** START **

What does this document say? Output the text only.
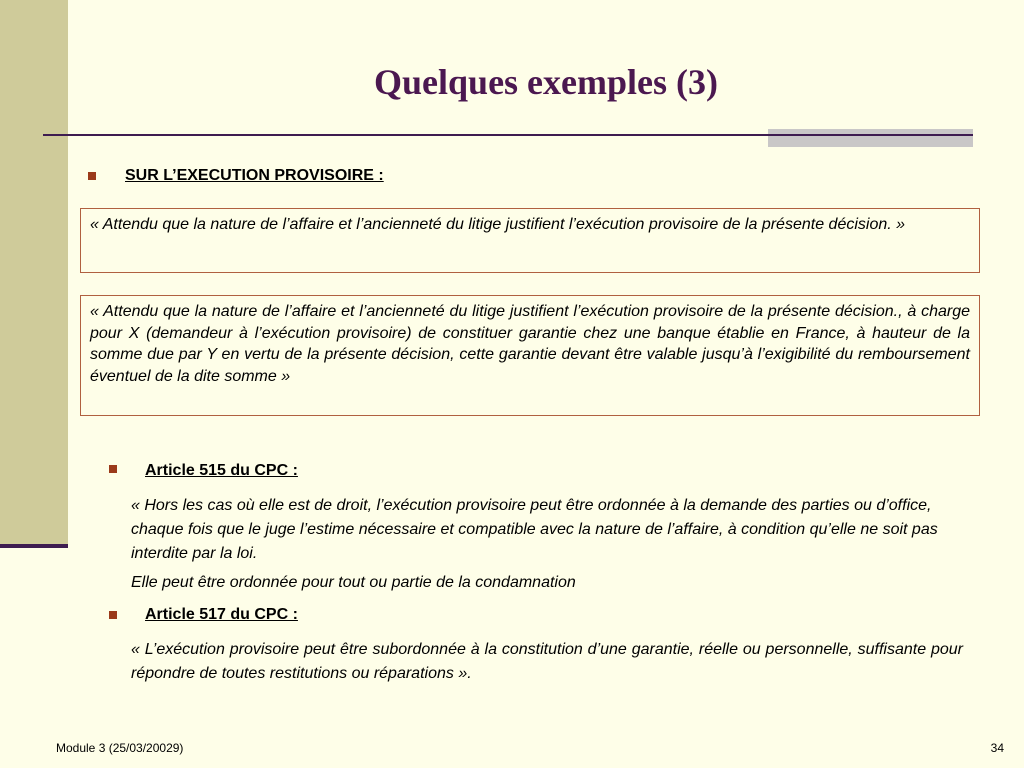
Quelques exemples (3)

SUR L’EXECUTION PROVISOIRE :

« Attendu que la nature de l’affaire et l’ancienneté du litige justifient l’exécution provisoire de la présente décision. »

« Attendu que la nature de l’affaire et l’ancienneté du litige justifient l’exécution provisoire de la présente décision., à charge pour X (demandeur à l’exécution provisoire) de constituer garantie chez une banque établie en France, à hauteur de la somme due par Y en vertu de la présente décision, cette garantie devant être valable jusqu’à l’exigibilité du remboursement éventuel de la dite somme »

Article 515 du CPC :

« Hors les cas où elle est de droit, l’exécution provisoire peut être ordonnée à la demande des parties ou d’office, chaque fois que le juge l’estime nécessaire et compatible avec la nature de l’affaire, à condition qu’elle ne soit pas interdite par la loi.

Elle peut être ordonnée pour tout ou partie de la condamnation

Article 517 du CPC :

« L’exécution provisoire peut être subordonnée à la constitution d’une garantie, réelle ou personnelle, suffisante pour répondre de toutes restitutions ou réparations ».

Module 3 (25/03/20029)	34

** END **

• [Directions for this task]:
From the entries above, pull out each line that includes "garantie".

• [Response to the task]:
« Attendu que la nature de l’affaire et l’ancienneté du litige justifient l’exécution provisoire de la présente décision., à charge pour X (demandeur à l’exécution provisoire) de constituer garantie chez une banque établie en France, à hauteur de la somme due par Y en vertu de la présente décision, cette garantie devant être valable jusqu’à l’exigibilité du remboursement éventuel de la dite somme »
« L’exécution provisoire peut être subordonnée à la constitution d’une garantie, réelle ou personnelle, suffisante pour répondre de toutes restitutions ou réparations ».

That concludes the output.